What needs to be done: Give the entries again, word for word.

Record excerpts:
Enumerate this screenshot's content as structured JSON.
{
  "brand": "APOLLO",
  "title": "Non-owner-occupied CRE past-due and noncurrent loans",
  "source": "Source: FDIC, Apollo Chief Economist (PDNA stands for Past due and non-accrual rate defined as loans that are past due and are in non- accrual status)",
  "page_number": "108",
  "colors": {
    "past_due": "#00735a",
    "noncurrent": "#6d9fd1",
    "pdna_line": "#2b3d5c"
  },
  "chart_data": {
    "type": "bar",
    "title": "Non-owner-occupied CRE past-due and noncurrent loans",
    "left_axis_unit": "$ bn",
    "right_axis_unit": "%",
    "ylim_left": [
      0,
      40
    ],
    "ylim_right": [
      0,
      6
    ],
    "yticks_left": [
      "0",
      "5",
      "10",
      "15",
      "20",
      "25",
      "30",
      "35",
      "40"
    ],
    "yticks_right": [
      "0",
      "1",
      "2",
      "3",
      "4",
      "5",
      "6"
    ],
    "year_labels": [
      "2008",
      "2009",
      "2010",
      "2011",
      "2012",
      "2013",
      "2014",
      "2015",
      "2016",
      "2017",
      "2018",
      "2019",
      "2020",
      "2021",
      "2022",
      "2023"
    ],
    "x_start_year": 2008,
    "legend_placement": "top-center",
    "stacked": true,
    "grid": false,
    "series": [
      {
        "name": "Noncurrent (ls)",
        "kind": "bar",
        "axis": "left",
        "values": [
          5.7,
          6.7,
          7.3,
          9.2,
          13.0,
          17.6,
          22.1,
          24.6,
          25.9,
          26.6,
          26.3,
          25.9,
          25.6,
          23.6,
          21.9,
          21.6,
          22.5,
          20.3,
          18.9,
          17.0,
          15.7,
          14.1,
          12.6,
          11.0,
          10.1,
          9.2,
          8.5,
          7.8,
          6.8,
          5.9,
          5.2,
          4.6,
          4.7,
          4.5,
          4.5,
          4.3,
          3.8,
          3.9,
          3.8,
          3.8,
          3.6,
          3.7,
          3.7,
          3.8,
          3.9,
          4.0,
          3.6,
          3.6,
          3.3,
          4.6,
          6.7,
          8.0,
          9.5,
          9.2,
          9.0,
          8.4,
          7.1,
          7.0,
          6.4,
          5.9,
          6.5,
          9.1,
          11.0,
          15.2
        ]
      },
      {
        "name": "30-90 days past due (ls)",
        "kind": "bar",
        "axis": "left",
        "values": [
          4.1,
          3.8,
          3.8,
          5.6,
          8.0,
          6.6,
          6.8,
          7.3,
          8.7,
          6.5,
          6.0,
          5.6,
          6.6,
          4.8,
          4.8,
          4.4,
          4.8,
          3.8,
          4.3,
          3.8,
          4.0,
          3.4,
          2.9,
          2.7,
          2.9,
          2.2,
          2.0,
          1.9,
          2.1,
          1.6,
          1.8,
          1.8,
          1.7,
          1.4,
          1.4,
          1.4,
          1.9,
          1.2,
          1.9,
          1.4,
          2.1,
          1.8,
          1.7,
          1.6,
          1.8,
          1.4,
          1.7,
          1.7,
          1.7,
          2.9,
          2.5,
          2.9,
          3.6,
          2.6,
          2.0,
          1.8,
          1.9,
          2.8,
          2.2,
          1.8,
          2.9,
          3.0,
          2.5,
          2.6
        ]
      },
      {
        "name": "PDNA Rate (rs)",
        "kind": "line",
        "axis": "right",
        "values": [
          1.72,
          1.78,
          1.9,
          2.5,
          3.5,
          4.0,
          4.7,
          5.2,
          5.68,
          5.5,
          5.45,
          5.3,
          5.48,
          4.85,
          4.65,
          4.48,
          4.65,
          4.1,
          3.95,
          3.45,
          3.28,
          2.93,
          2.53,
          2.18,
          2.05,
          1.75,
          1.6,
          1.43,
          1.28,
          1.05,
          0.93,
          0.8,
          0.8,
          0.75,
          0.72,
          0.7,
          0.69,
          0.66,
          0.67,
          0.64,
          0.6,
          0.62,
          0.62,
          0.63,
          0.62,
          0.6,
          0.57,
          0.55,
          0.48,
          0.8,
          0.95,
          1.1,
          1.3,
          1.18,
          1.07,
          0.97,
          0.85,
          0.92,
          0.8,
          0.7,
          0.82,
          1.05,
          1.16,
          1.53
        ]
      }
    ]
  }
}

Full output:
Enumerate this screenshot's content as structured JSON.
{
  "brand": "APOLLO",
  "title": "Non-owner-occupied CRE past-due and noncurrent loans",
  "source": "Source: FDIC, Apollo Chief Economist (PDNA stands for Past due and non-accrual rate defined as loans that are past due and are in non- accrual status)",
  "page_number": "108",
  "colors": {
    "past_due": "#00735a",
    "noncurrent": "#6d9fd1",
    "pdna_line": "#2b3d5c"
  },
  "chart_data": {
    "type": "bar",
    "title": "Non-owner-occupied CRE past-due and noncurrent loans",
    "left_axis_unit": "$ bn",
    "right_axis_unit": "%",
    "ylim_left": [
      0,
      40
    ],
    "ylim_right": [
      0,
      6
    ],
    "yticks_left": [
      "0",
      "5",
      "10",
      "15",
      "20",
      "25",
      "30",
      "35",
      "40"
    ],
    "yticks_right": [
      "0",
      "1",
      "2",
      "3",
      "4",
      "5",
      "6"
    ],
    "year_labels": [
      "2008",
      "2009",
      "2010",
      "2011",
      "2012",
      "2013",
      "2014",
      "2015",
      "2016",
      "2017",
      "2018",
      "2019",
      "2020",
      "2021",
      "2022",
      "2023"
    ],
    "x_start_year": 2008,
    "legend_placement": "top-center",
    "stacked": true,
    "grid": false,
    "series": [
      {
        "name": "Noncurrent (ls)",
        "kind": "bar",
        "axis": "left",
        "values": [
          5.7,
          6.7,
          7.3,
          9.2,
          13.0,
          17.6,
          22.1,
          24.6,
          25.9,
          26.6,
          26.3,
          25.9,
          25.6,
          23.6,
          21.9,
          21.6,
          22.5,
          20.3,
          18.9,
          17.0,
          15.7,
          14.1,
          12.6,
          11.0,
          10.1,
          9.2,
          8.5,
          7.8,
          6.8,
          5.9,
          5.2,
          4.6,
          4.7,
          4.5,
          4.5,
          4.3,
          3.8,
          3.9,
          3.8,
          3.8,
          3.6,
          3.7,
          3.7,
          3.8,
          3.9,
          4.0,
          3.6,
          3.6,
          3.3,
          4.6,
          6.7,
          8.0,
          9.5,
          9.2,
          9.0,
          8.4,
          7.1,
          7.0,
          6.4,
          5.9,
          6.5,
          9.1,
          11.0,
          15.2
        ]
      },
      {
        "name": "30-90 days past due (ls)",
        "kind": "bar",
        "axis": "left",
        "values": [
          4.1,
          3.8,
          3.8,
          5.6,
          8.0,
          6.6,
          6.8,
          7.3,
          8.7,
          6.5,
          6.0,
          5.6,
          6.6,
          4.8,
          4.8,
          4.4,
          4.8,
          3.8,
          4.3,
          3.8,
          4.0,
          3.4,
          2.9,
          2.7,
          2.9,
          2.2,
          2.0,
          1.9,
          2.1,
          1.6,
          1.8,
          1.8,
          1.7,
          1.4,
          1.4,
          1.4,
          1.9,
          1.2,
          1.9,
          1.4,
          2.1,
          1.8,
          1.7,
          1.6,
          1.8,
          1.4,
          1.7,
          1.7,
          1.7,
          2.9,
          2.5,
          2.9,
          3.6,
          2.6,
          2.0,
          1.8,
          1.9,
          2.8,
          2.2,
          1.8,
          2.9,
          3.0,
          2.5,
          2.6
        ]
      },
      {
        "name": "PDNA Rate (rs)",
        "kind": "line",
        "axis": "right",
        "values": [
          1.72,
          1.78,
          1.9,
          2.5,
          3.5,
          4.0,
          4.7,
          5.2,
          5.68,
          5.5,
          5.45,
          5.3,
          5.48,
          4.85,
          4.65,
          4.48,
          4.65,
          4.1,
          3.95,
          3.45,
          3.28,
          2.93,
          2.53,
          2.18,
          2.05,
          1.75,
          1.6,
          1.43,
          1.28,
          1.05,
          0.93,
          0.8,
          0.8,
          0.75,
          0.72,
          0.7,
          0.69,
          0.66,
          0.67,
          0.64,
          0.6,
          0.62,
          0.62,
          0.63,
          0.62,
          0.6,
          0.57,
          0.55,
          0.48,
          0.8,
          0.95,
          1.1,
          1.3,
          1.18,
          1.07,
          0.97,
          0.85,
          0.92,
          0.8,
          0.7,
          0.82,
          1.05,
          1.16,
          1.53
        ]
      }
    ]
  }
}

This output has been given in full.